- _Set task_
Give back the whole listing exactly as shown.

- _Source records_
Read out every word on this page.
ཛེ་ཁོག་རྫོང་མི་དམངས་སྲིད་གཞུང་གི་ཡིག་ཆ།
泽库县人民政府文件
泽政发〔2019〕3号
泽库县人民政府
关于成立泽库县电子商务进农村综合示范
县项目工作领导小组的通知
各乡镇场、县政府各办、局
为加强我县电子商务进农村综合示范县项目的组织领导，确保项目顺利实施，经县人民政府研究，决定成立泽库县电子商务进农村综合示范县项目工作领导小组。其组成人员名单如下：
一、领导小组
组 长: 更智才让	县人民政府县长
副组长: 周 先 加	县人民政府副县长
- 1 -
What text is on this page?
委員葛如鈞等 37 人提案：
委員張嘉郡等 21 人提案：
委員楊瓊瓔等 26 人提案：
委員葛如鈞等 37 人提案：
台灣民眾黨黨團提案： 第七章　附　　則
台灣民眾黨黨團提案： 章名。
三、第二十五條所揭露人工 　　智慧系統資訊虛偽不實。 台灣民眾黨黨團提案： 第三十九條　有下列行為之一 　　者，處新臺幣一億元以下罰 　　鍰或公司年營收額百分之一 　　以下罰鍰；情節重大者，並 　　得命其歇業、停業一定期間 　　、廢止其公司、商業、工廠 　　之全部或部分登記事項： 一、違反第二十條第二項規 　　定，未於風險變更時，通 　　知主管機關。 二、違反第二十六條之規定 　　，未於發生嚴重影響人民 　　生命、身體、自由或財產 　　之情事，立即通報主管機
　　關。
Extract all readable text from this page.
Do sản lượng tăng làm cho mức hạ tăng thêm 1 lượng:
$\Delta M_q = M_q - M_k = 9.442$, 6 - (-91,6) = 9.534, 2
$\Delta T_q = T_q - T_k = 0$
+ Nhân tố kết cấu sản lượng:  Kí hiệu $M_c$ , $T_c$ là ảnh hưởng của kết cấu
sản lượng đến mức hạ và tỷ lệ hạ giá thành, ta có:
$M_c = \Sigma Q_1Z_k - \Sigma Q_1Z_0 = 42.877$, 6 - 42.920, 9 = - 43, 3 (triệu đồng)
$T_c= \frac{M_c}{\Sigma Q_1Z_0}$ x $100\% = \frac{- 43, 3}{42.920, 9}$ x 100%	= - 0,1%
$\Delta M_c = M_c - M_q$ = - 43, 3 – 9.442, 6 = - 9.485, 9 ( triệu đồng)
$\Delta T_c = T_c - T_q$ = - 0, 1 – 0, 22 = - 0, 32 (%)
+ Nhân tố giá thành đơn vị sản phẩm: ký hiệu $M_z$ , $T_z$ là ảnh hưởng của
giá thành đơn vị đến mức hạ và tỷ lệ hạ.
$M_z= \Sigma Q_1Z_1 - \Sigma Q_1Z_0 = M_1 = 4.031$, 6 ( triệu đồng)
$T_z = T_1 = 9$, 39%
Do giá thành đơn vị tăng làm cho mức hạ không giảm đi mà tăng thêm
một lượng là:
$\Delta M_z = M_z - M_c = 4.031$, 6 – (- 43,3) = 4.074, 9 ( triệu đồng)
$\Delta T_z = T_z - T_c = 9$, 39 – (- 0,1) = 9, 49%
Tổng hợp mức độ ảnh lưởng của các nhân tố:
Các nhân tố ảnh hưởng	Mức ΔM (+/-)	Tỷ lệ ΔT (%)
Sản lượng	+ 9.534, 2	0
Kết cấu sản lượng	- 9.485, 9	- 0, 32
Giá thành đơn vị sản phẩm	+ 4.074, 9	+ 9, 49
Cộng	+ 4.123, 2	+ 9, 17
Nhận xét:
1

- _Exercise solution_
Read out every word on this page.
ཛེ་ཁོག་རྫོང་མི་དམངས་སྲིད་གཞུང་གི་ཡིག་ཆ།
泽库县人民政府文件
泽政发〔2019〕3号
泽库县人民政府
关于成立泽库县电子商务进农村综合示范
县项目工作领导小组的通知
各乡镇场、县政府各办、局
为加强我县电子商务进农村综合示范县项目的组织领导，确保项目顺利实施，经县人民政府研究，决定成立泽库县电子商务进农村综合示范县项目工作领导小组。其组成人员名单如下：
一、领导小组
组 长: 更智才让	县人民政府县长
副组长: 周 先 加	县人民政府副县长
- 1 -
What text is on this page?
委員葛如鈞等 37 人提案：
委員張嘉郡等 21 人提案：
委員楊瓊瓔等 26 人提案：
委員葛如鈞等 37 人提案：
台灣民眾黨黨團提案： 第七章　附　　則
台灣民眾黨黨團提案： 章名。
三、第二十五條所揭露人工 　　智慧系統資訊虛偽不實。 台灣民眾黨黨團提案： 第三十九條　有下列行為之一 　　者，處新臺幣一億元以下罰 　　鍰或公司年營收額百分之一 　　以下罰鍰；情節重大者，並 　　得命其歇業、停業一定期間 　　、廢止其公司、商業、工廠 　　之全部或部分登記事項： 一、違反第二十條第二項規 　　定，未於風險變更時，通 　　知主管機關。 二、違反第二十六條之規定 　　，未於發生嚴重影響人民 　　生命、身體、自由或財產 　　之情事，立即通報主管機
　　關。
Extract all readable text from this page.
Do sản lượng tăng làm cho mức hạ tăng thêm 1 lượng:
$\Delta M_q = M_q - M_k = 9.442$, 6 - (-91,6) = 9.534, 2
$\Delta T_q = T_q - T_k = 0$
+ Nhân tố kết cấu sản lượng:  Kí hiệu $M_c$ , $T_c$ là ảnh hưởng của kết cấu
sản lượng đến mức hạ và tỷ lệ hạ giá thành, ta có:
$M_c = \Sigma Q_1Z_k - \Sigma Q_1Z_0 = 42.877$, 6 - 42.920, 9 = - 43, 3 (triệu đồng)
$T_c= \frac{M_c}{\Sigma Q_1Z_0}$ x $100\% = \frac{- 43, 3}{42.920, 9}$ x 100%	= - 0,1%
$\Delta M_c = M_c - M_q$ = - 43, 3 – 9.442, 6 = - 9.485, 9 ( triệu đồng)
$\Delta T_c = T_c - T_q$ = - 0, 1 – 0, 22 = - 0, 32 (%)
+ Nhân tố giá thành đơn vị sản phẩm: ký hiệu $M_z$ , $T_z$ là ảnh hưởng của
giá thành đơn vị đến mức hạ và tỷ lệ hạ.
$M_z= \Sigma Q_1Z_1 - \Sigma Q_1Z_0 = M_1 = 4.031$, 6 ( triệu đồng)
$T_z = T_1 = 9$, 39%
Do giá thành đơn vị tăng làm cho mức hạ không giảm đi mà tăng thêm
một lượng là:
$\Delta M_z = M_z - M_c = 4.031$, 6 – (- 43,3) = 4.074, 9 ( triệu đồng)
$\Delta T_z = T_z - T_c = 9$, 39 – (- 0,1) = 9, 49%
Tổng hợp mức độ ảnh lưởng của các nhân tố:
Các nhân tố ảnh hưởng	Mức ΔM (+/-)	Tỷ lệ ΔT (%)
Sản lượng	+ 9.534, 2	0
Kết cấu sản lượng	- 9.485, 9	- 0, 32
Giá thành đơn vị sản phẩm	+ 4.074, 9	+ 9, 49
Cộng	+ 4.123, 2	+ 9, 17
Nhận xét:
1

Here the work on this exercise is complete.